**Artikel**
******
Urgensi Tarbiyah Dzatiyah

Mentoring Selasa malam bersama Mentor Cepy. Membahas mengenai pentingnya tarbiyah dzatiyah.
Apaan tuh, kagak pernah denger, mungkin begitu pikir sebagian pembaca. Oke, Yang belum tahu, tanya ke temen yang udah ngerti aja ya :p
Eh jangan ding, saya jelasin aja, ntar kalo tanya ke temennya malah gak jadi baca blog ini lagi...
Tarbiyah dzatiyah adalah suatu cara bagi seorang muslim untuk mendidik dirinya sendiri melalui perantara dirinya sendiri. Caranya? Ya dengan bersungguh-sungguh berusaha memperbaiki diri, meningkatkan ilmunya tentang Islam dan mempraktekkannya demi menjadi seorang muslim yang sesungguhnya.
Apa urgensinya? Simak penjelasan singkat berikut ini :
  • dalam bertarbiyah, mendahulukan diri sendiri itu yang paling utama. Bukan berarti tarbiyah kepada orang lain (keluarga, teman, ummat) tidak penting, namun mentarbiyahi diri sendiri itu adalah yang paling utama. Bagaimana bisa mentarbiyahi orang lain jika dirinya sendiri belum mendapat tarbiyah?
******
**Daftar Data**
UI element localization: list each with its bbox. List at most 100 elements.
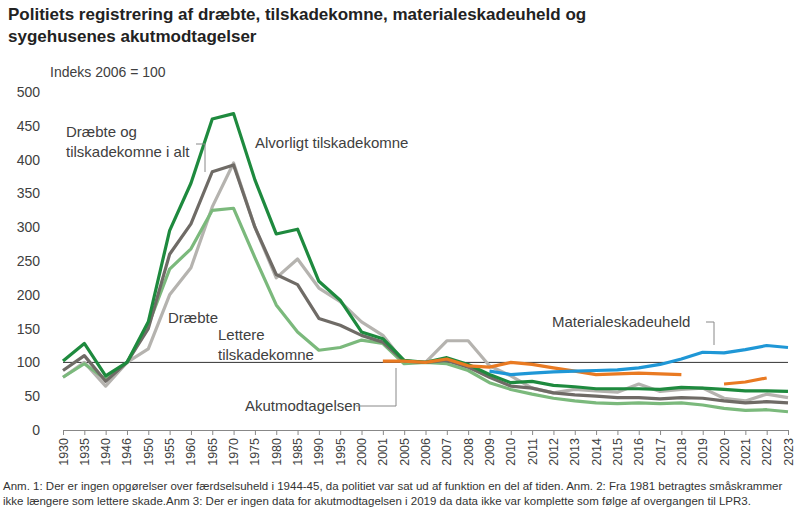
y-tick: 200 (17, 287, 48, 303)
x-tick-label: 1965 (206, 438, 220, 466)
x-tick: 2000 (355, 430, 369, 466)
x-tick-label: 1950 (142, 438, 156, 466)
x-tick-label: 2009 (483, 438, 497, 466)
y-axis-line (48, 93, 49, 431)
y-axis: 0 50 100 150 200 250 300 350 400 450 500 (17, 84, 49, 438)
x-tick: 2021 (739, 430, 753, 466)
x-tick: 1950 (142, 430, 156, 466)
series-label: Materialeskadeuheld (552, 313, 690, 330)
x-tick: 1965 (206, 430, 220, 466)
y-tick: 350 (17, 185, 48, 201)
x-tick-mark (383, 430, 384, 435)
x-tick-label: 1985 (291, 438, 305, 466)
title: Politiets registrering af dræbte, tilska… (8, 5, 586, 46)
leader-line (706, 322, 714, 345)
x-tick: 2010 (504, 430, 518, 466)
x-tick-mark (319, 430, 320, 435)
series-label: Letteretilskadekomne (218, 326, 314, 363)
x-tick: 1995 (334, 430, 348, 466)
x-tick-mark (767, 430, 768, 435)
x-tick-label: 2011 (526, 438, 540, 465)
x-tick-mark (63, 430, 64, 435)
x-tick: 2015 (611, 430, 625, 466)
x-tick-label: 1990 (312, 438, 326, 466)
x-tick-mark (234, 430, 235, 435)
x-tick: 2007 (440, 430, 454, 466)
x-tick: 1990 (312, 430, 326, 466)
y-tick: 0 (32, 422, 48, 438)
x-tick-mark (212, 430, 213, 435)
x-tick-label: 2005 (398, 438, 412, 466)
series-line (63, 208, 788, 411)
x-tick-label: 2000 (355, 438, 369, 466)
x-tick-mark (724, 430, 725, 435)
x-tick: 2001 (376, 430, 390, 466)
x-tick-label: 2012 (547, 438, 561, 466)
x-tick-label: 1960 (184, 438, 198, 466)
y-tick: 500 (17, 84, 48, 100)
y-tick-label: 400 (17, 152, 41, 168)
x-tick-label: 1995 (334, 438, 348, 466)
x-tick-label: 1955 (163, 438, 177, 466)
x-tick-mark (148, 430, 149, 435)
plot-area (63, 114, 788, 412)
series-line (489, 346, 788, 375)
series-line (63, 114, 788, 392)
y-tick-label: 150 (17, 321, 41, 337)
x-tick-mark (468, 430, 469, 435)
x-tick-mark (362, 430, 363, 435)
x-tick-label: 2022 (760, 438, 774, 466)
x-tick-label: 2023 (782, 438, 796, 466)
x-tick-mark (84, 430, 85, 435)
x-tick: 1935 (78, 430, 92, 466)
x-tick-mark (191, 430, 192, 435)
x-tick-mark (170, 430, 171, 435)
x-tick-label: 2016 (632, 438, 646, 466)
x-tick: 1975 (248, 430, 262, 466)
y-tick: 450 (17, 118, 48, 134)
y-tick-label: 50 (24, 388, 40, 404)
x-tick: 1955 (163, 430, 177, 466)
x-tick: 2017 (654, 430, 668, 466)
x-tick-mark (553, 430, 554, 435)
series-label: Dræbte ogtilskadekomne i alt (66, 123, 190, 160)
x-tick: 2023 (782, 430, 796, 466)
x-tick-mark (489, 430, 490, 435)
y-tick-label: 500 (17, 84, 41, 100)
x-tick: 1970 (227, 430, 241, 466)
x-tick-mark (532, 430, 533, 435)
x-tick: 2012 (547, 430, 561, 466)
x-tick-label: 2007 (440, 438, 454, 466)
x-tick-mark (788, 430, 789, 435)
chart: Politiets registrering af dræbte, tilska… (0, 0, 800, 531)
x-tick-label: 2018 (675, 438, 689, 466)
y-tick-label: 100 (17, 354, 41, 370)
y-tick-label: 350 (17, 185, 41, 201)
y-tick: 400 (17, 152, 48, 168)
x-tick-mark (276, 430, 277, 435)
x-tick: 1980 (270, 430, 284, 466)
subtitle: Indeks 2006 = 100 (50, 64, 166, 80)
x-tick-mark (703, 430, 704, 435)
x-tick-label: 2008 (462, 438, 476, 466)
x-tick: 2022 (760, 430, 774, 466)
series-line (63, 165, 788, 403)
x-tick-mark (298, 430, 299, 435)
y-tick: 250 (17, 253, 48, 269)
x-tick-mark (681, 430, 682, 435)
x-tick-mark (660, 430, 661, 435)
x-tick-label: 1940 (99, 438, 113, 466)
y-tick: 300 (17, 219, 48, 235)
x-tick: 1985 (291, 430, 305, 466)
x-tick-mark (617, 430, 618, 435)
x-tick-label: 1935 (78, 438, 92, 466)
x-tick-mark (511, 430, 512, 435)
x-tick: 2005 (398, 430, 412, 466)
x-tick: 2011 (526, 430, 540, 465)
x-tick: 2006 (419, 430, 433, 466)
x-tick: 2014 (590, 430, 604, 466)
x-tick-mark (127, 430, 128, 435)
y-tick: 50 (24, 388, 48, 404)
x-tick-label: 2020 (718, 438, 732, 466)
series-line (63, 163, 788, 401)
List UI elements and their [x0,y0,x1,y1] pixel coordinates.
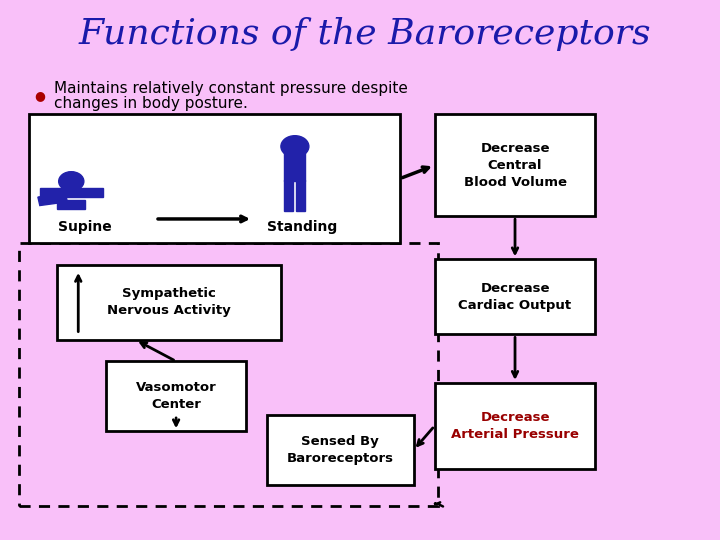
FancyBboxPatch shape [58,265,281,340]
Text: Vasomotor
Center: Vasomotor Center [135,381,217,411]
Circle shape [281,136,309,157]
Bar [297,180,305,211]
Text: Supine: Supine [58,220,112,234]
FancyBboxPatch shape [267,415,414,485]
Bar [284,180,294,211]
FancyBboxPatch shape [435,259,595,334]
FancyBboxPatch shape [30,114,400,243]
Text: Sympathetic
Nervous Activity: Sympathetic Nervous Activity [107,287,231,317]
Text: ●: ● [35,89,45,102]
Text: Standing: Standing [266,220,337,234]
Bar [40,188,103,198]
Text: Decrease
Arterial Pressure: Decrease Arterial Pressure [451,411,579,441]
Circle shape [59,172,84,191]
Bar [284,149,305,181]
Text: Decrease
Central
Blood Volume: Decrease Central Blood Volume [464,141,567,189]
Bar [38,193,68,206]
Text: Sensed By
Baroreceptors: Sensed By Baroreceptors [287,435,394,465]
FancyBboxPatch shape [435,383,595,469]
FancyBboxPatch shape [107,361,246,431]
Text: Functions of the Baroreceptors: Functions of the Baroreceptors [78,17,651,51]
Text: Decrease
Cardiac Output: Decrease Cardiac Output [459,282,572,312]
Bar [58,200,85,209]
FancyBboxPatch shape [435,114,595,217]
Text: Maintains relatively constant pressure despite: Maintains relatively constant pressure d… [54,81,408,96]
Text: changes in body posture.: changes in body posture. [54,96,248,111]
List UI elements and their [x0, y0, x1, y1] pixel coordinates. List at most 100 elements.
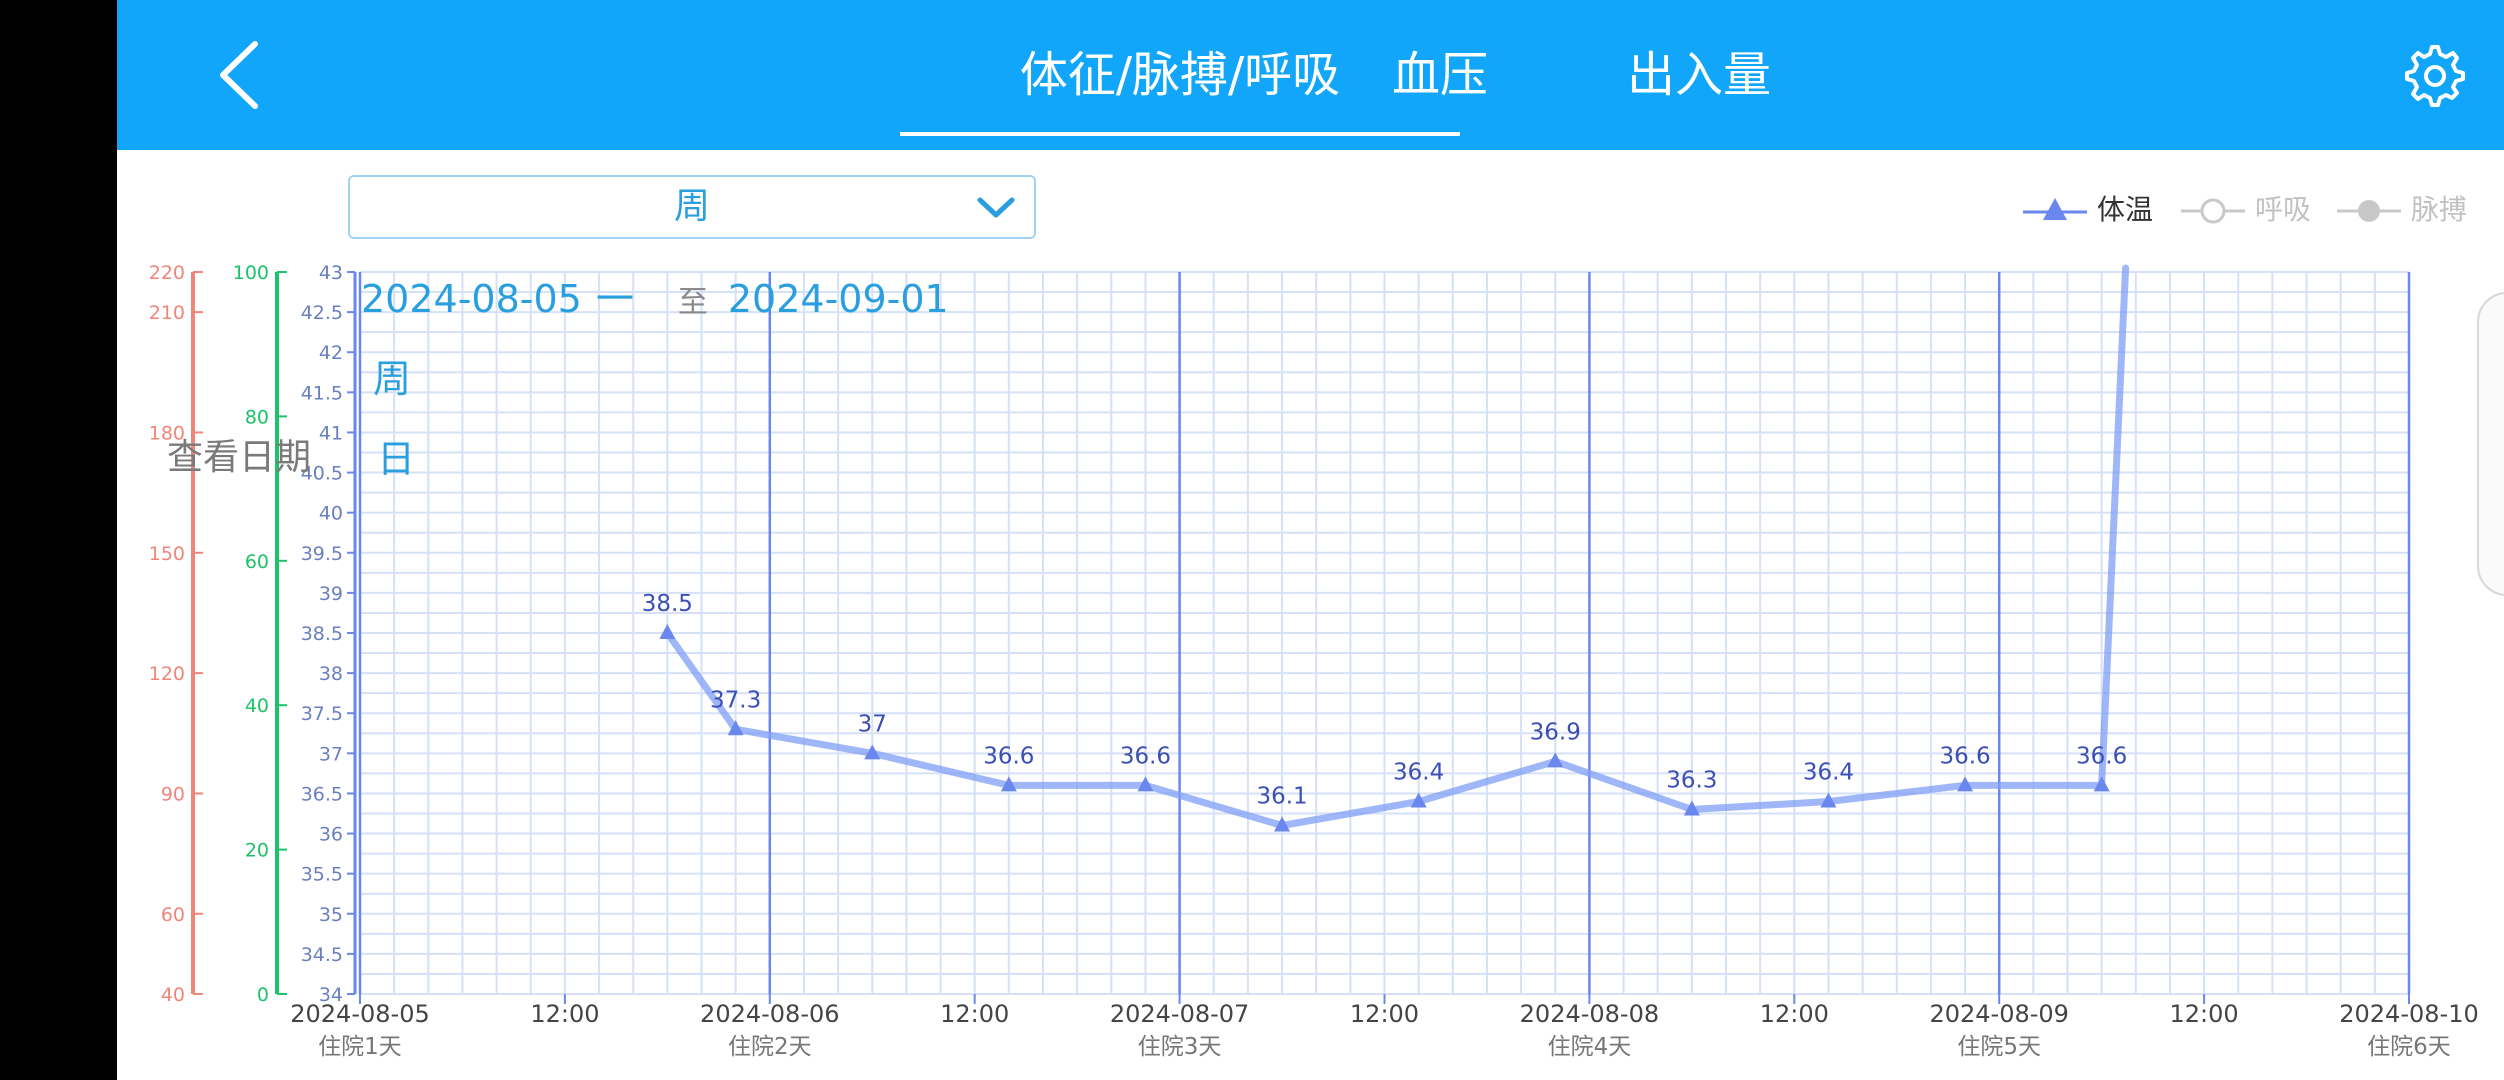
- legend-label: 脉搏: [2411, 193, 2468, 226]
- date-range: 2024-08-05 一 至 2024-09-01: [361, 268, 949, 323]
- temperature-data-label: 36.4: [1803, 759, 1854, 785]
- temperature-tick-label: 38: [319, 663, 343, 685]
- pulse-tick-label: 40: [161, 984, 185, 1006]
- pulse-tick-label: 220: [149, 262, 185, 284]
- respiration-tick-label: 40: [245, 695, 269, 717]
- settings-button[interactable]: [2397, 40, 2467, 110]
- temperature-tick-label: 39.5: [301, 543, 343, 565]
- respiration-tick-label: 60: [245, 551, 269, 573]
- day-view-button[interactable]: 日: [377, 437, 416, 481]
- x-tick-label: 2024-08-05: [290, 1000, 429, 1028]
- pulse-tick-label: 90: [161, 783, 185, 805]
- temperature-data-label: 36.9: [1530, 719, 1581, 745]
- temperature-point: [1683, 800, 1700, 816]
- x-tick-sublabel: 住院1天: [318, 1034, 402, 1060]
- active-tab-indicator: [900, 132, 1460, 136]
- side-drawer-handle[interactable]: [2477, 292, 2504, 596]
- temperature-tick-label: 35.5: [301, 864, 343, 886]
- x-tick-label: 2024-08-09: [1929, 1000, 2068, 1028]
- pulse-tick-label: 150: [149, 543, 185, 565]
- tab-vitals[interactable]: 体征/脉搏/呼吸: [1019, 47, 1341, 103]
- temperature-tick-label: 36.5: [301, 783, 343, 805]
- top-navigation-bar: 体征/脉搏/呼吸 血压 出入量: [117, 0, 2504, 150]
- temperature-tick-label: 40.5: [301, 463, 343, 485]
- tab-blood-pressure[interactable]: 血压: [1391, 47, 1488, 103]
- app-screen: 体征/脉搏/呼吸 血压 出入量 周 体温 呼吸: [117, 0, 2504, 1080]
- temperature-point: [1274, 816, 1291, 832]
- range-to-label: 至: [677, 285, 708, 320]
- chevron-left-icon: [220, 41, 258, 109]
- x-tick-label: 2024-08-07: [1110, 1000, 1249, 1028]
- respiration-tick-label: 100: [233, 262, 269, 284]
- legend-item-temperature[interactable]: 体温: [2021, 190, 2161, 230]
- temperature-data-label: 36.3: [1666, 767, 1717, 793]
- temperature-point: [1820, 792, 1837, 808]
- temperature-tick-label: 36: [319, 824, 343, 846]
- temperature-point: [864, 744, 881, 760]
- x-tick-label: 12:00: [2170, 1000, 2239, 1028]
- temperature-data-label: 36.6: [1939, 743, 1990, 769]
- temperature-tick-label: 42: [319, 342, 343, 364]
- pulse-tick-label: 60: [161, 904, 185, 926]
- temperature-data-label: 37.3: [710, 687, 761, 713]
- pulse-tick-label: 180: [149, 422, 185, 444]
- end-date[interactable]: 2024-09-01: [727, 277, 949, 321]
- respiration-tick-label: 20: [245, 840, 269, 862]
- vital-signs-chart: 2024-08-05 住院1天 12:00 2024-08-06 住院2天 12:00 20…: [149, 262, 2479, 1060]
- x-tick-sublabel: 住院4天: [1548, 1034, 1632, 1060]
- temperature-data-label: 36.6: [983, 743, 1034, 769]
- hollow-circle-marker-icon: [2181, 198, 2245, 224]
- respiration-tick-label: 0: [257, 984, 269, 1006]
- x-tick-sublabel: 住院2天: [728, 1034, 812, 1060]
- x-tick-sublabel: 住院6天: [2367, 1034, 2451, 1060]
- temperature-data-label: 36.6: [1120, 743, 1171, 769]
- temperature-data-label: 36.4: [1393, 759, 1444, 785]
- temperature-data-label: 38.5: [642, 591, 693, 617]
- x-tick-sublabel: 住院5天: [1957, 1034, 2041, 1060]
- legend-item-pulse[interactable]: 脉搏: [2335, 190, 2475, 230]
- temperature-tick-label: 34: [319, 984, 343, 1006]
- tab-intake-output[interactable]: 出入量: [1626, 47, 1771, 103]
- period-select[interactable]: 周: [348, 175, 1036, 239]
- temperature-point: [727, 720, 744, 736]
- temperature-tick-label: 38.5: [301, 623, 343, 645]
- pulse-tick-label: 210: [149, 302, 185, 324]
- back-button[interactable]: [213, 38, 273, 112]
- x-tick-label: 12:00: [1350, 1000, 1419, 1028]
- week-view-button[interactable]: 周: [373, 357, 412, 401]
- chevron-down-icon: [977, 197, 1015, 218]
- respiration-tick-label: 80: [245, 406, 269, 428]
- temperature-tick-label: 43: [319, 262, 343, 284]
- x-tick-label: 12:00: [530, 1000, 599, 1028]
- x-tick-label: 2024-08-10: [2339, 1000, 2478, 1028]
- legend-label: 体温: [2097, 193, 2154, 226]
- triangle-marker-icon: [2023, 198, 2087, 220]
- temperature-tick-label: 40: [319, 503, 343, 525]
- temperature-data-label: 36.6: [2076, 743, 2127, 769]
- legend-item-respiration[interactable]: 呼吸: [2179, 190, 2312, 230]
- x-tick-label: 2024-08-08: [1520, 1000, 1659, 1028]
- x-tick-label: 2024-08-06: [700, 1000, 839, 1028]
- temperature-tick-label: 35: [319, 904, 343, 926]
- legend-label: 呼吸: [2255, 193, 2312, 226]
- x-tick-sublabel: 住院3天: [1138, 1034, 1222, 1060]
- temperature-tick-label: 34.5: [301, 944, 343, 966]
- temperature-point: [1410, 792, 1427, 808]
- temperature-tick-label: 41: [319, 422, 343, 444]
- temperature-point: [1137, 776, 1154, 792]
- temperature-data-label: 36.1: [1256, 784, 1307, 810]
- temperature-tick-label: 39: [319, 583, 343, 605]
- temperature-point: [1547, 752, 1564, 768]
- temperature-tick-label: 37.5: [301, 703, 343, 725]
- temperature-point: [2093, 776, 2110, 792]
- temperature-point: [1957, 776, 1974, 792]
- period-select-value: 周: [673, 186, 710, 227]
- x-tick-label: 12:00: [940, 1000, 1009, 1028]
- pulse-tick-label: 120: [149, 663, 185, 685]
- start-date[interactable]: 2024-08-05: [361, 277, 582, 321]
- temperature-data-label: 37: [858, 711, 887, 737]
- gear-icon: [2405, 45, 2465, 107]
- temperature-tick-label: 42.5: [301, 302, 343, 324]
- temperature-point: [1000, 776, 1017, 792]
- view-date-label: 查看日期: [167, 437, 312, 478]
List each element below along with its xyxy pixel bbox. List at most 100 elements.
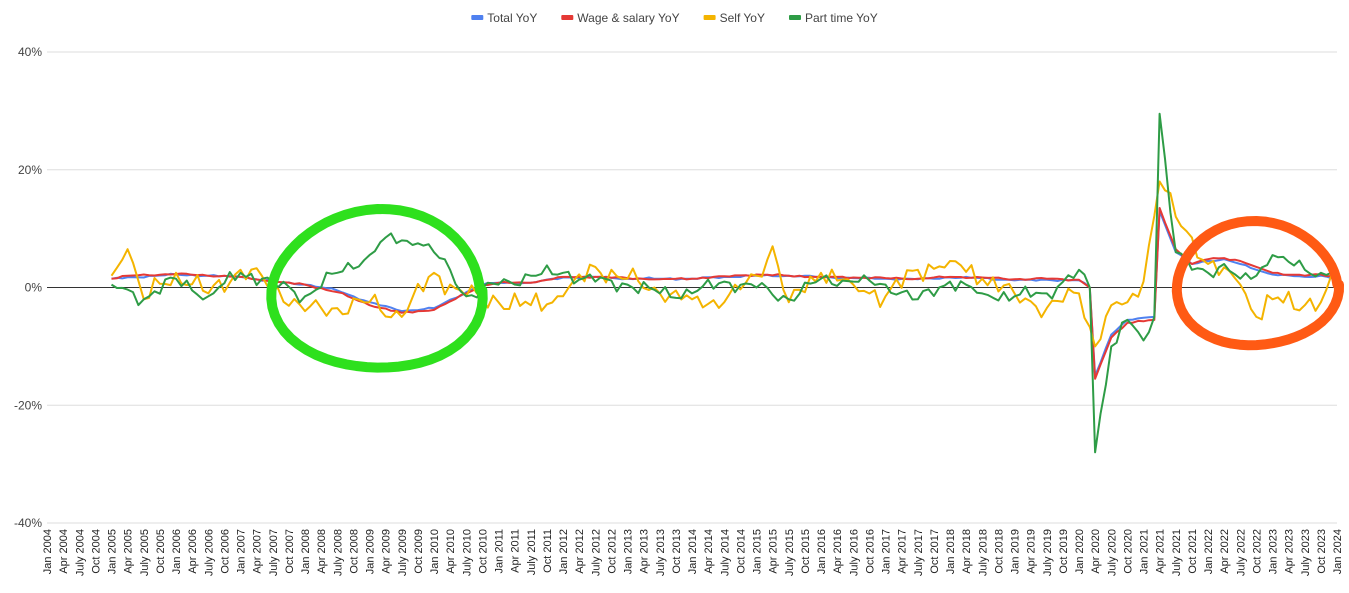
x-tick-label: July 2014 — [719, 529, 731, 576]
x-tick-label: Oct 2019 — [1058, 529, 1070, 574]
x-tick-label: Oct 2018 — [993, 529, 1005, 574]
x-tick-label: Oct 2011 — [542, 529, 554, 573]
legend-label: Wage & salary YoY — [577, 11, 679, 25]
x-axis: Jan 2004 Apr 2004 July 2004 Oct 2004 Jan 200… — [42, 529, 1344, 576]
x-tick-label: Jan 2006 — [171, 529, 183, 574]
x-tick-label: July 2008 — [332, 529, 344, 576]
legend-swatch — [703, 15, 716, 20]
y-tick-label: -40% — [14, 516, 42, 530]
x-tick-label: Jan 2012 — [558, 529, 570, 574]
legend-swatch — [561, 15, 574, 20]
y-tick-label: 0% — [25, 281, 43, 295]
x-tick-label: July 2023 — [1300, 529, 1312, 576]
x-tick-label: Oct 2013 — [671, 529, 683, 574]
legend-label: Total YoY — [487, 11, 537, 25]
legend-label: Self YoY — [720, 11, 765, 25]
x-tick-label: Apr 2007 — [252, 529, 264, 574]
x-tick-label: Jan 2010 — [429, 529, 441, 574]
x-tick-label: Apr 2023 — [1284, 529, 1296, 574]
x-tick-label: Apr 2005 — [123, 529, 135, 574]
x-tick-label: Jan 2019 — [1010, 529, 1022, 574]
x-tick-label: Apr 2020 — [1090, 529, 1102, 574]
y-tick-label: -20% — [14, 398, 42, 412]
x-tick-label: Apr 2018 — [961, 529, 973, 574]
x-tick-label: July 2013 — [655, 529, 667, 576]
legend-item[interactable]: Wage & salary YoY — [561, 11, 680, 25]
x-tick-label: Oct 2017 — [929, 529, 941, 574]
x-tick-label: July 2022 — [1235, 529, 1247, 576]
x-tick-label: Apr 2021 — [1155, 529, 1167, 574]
******
**Latihan A**
Jawablah pertanyaan berikut berdasarkan artikel tentang tarbiyah dzatiyah.
(i) Kapan mentoring bersama Mentor Cepy diadakan?
(ii) Apa pengertian tarbiyah dzatiyah menurut artikel?
(iii) Dalam bertarbiyah, apa yang disebut paling utama?
**Latihan B**
Ketik ulang bagian artikel tentang tarbiyah dzatiyah yang dibuka dengan kata-kata "Mentoring Selasa malam" dan diakhiri dengan "blog ini lagi...".

**Jawaban Latihan A**
(i) Selasa malam.
(ii) Suatu cara bagi seorang muslim untuk mendidik dirinya sendiri melalui perantara dirinya sendiri.
(iii) Mendahulukan diri sendiri, yaitu mentarbiyahi diri sendiri.

**Jawaban Latihan B**
Mentoring Selasa malam bersama Mentor Cepy. Membahas mengenai pentingnya tarbiyah dzatiyah.
Apaan tuh, kagak pernah denger, mungkin begitu pikir sebagian pembaca. Oke, Yang belum tahu, tanya ke temen yang udah ngerti aja ya :p
Eh jangan ding, saya jelasin aja, ntar kalo tanya ke temennya malah gak jadi baca blog ini lagi...